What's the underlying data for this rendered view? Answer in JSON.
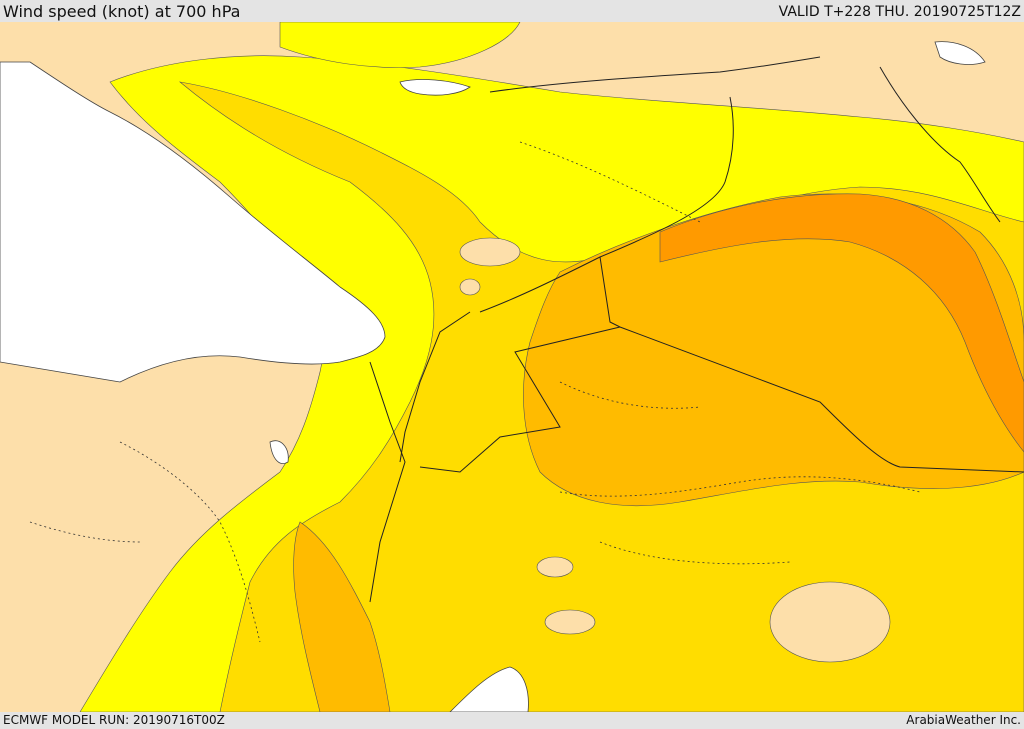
{
  "header": {
    "title": "Wind speed (knot) at 700 hPa",
    "valid": "VALID T+228 THU. 20190725T12Z"
  },
  "footer": {
    "model_run": "ECMWF MODEL RUN: 20190716T00Z",
    "credit": "ArabiaWeather Inc."
  },
  "map": {
    "colors": {
      "sea": "#ffffff",
      "land_calm": "#fddfaa",
      "band_1": "#ffff00",
      "band_2": "#ffdd00",
      "band_3": "#ffbb00",
      "band_4": "#ff9a00",
      "contour": "#333333",
      "border": "#222222"
    }
  }
}
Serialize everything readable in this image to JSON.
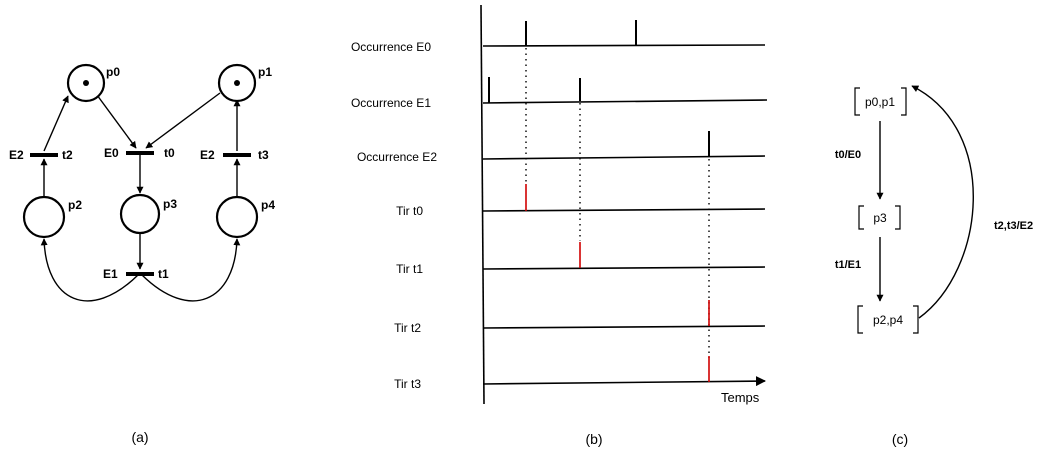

═══

* _THE PROBLEM_
Repeat the material above verbatim. Leave the pictures behind.

* _EXERCISE ANSWER_
What's the underlying data for this rendered view? Answer in JSON.
{
  "header": {
    "title": "Wind speed (knot) at 700 hPa",
    "valid": "VALID T+228 THU. 20190725T12Z"
  },
  "footer": {
    "model_run": "ECMWF MODEL RUN: 20190716T00Z",
    "credit": "ArabiaWeather Inc."
  },
  "map": {
    "colors": {
      "sea": "#ffffff",
      "land_calm": "#fddfaa",
      "band_1": "#ffff00",
      "band_2": "#ffdd00",
      "band_3": "#ffbb00",
      "band_4": "#ff9a00",
      "contour": "#333333",
      "border": "#222222"
    }
  }
}
Serialize everything readable in this image to JSON.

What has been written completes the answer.